# PROVIDED TEXT:
This morning Ben was laying in bed and feeding Zoe for me. Zion walked in our room and said, “Mommy! It’s your friend Ben!” I giggled.
I have a plan today. Plans scare me because I am a procrastinator. Also, this plan involves the boys, and well, they’re crazy, but the plan is to start the boys on some activities and get them in a “schooling” mode. The boys hate any type of writing. Andrew usually falls in the floor and proclaims he can’t do it. Which is kind of crap, but true because he still doesn’t have lots of control over his hand when it come to writing, but he’s not interested in writing. I mean, how does writing help you pretend to be a pirate so you can kill princesses? Don’t worry, my friend Aaron gave him a talk about NOT killing the princesses, and how you want the princesses around. I think Andrew thinks princesses are bossy and complain a lot. I wonder who in our house could have given him THAT idea? So the plan is to read and build letters. Hooray! What a fun day!
I went to Aidan’s school the other day because they needed moms to volunteer to help paint snowmen shirts. The kids put their footprint on the shirt and then we turned it into a snowman. I was under the impression that I would be helping Aidan paint her snowman shirt, and she was under the same impression. But all the kids got to do was walk in, put their print on a shirt and go back to class. Then me and a bunch of moms painted these snowmen on these shirts.
This really made no sense to me. First of all, I expect to be getting some calls from the moms who were not there asking me to refund the amount of money they paid for their shirt. We had very limited supplies, and the shirts look like they were painted by Kindergartners. Second, why could the kids not help? All of their important morning stuff was over, and when I was leaving the kids were eating a snack and watching a movie. Could they not have bypassed movie time to paint a scarf and a hat on a shirt? This may be bothering me more than it should.

Stored items from a collection:
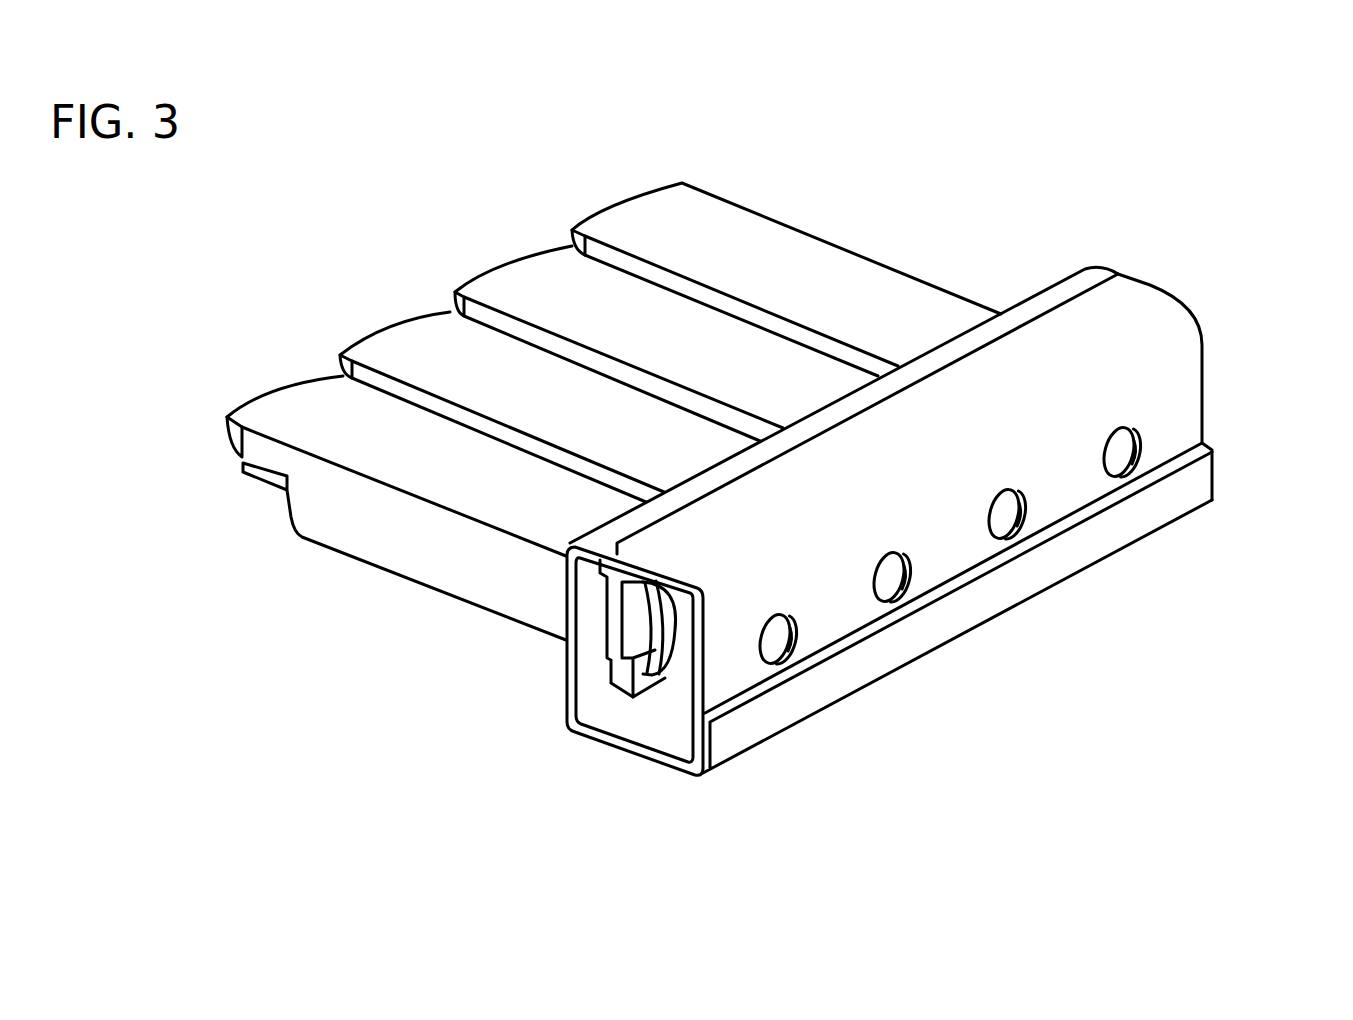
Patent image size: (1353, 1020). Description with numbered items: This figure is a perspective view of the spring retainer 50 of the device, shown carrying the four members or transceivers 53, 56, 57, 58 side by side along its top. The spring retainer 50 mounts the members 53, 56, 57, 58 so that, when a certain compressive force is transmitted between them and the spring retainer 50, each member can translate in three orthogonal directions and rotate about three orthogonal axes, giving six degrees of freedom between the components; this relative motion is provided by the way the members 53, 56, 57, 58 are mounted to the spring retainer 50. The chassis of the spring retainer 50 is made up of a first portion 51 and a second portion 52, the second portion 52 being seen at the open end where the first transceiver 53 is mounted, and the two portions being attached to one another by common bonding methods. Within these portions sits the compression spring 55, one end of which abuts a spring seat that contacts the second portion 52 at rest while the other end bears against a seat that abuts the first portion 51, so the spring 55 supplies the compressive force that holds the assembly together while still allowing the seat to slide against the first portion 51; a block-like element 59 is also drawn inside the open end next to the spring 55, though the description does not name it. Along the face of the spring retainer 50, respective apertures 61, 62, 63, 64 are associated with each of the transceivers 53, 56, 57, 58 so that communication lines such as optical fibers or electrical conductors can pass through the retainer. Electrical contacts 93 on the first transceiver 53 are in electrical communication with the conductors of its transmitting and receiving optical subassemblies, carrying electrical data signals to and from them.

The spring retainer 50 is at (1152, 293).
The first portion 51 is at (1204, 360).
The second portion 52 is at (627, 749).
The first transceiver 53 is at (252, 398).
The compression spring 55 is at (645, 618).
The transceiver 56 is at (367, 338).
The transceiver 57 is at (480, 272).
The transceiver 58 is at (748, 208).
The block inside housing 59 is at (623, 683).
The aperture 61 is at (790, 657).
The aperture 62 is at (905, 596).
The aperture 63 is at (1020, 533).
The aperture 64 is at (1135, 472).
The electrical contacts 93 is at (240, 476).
--
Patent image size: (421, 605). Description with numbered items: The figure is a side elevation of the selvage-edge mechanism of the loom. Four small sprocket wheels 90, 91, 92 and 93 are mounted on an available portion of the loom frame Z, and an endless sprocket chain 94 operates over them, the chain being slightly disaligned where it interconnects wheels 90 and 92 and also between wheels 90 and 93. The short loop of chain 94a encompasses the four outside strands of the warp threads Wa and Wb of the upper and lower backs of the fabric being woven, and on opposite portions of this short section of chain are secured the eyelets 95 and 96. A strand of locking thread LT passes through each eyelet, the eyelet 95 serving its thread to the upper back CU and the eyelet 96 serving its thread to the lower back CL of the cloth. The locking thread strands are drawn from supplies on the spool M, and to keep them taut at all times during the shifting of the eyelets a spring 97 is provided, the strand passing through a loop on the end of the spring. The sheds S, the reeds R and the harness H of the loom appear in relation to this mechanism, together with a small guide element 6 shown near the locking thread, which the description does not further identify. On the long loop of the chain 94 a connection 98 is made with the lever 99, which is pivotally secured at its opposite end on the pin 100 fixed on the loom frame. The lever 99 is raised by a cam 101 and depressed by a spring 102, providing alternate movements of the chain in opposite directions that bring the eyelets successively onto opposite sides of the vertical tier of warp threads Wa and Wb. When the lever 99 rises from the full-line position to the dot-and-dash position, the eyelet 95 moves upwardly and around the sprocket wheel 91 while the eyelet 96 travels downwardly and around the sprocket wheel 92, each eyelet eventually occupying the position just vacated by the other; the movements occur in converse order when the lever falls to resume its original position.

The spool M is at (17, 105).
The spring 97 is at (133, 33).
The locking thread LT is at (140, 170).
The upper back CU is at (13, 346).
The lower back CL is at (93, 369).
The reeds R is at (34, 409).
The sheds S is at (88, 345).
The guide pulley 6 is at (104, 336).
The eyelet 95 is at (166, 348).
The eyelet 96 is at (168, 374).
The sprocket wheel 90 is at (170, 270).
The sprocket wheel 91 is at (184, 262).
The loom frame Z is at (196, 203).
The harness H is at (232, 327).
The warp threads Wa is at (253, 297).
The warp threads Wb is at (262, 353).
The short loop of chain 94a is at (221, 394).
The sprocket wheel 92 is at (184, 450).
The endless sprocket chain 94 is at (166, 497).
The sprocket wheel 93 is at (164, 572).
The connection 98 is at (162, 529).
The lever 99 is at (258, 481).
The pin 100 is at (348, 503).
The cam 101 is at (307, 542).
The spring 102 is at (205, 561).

# WORK INSTRUCTIONS:
**1)** In the listing, convert the part that opens with the line containing "Patent image size: (1353, 1020)." and closes with the line containing "The spring retainer 50 is at (1152, 293)." into a JSON list of strings, one string per line, leaving out blank lines.
**2)** Continue the personal account about the boys' writing plan and the snowman shirts, picking up right after its last sentence.

# EXPECTED OUTPUTS:
**1)**
[
  "Patent image size: (1353, 1020). Description with numbered items: This figure is a perspective view of the spring retainer 50 of the device, shown carrying the four members or transceivers 53, 56, 57, 58 side by side along its top. The spring retainer 50 mounts the members 53, 56, 57, 58 so that, when a certain compressive force is transmitted between them and the spring retainer 50, each member can translate in three orthogonal directions and rotate about three orthogonal axes, giving six degrees of freedom between the components; this relative motion is provided by the way the members 53, 56, 57, 58 are mounted to the spring retainer 50. The chassis of the spring retainer 50 is made up of a first portion 51 and a second portion 52, the second portion 52 being seen at the open end where the first transceiver 53 is mounted, and the two portions being attached to one another by common bonding methods. Within these portions sits the compression spring 55, one end of which abuts a spring seat that contacts the second portion 52 at rest while the other end bears against a seat that abuts the first portion 51, so the spring 55 supplies the compressive force that holds the assembly together while still allowing the seat to slide against the first portion 51; a block-like element 59 is also drawn inside the open end next to the spring 55, though the description does not name it. Along the face of the spring retainer 50, respective apertures 61, 62, 63, 64 are associated with each of the transceivers 53, 56, 57, 58 so that communication lines such as optical fibers or electrical conductors can pass through the retainer. Electrical contacts 93 on the first transceiver 53 are in electrical communication with the conductors of its transmitting and receiving optical subassemblies, carrying electrical data signals to and from them.",
  "The spring retainer 50 is at (1152, 293)."
]

**2)**
Because Aidan almost cried, her teacher told her to ask me if I wanted her to leave when I left. That was nice, but in the process her teacher said she was “very dramatic.” Well duh! But this is the first I’ve heard of her crying a lot at school. Her teacher has always just told me how sweet she was, which is great, but I asked Aidan if she cried a lot at school and she said, “yes.” Why did I not know about this? I could have been talking to her about it.
I am not trying to be all, “What did you do to make Aidan cry?” I know she’s dramatic. I feel like they led me to believe she wasn’t having any problems at school. Her report cards have been perfect, she hasn’t been in trouble once. They’ll let me know that she needs help on her academic stuff, but no one told me she was crying at school. As a matter of fact, they’ve told me she’s one who never “falls apart.” Which is just confusing. I am going to write a note to the teacher as soon as I have all this figured out in my head.
The other thing is, she has been falling apart way more at home since she started school. I don’t like not knowing what’s going on with her through out the day. Getting a Kindergartner to talk about stuff is like pulling teeth. I imagine someone at school isn’t doing what she wants them to do and it makes her angry so she cries. I just wish I had known! I figure these teachers have way more to worry about than Aidan being dramatic, and they probably didn’t feel it was important. It’s not that big of a deal, I was just completely unaware. How can I help her with something if I don’t know about it?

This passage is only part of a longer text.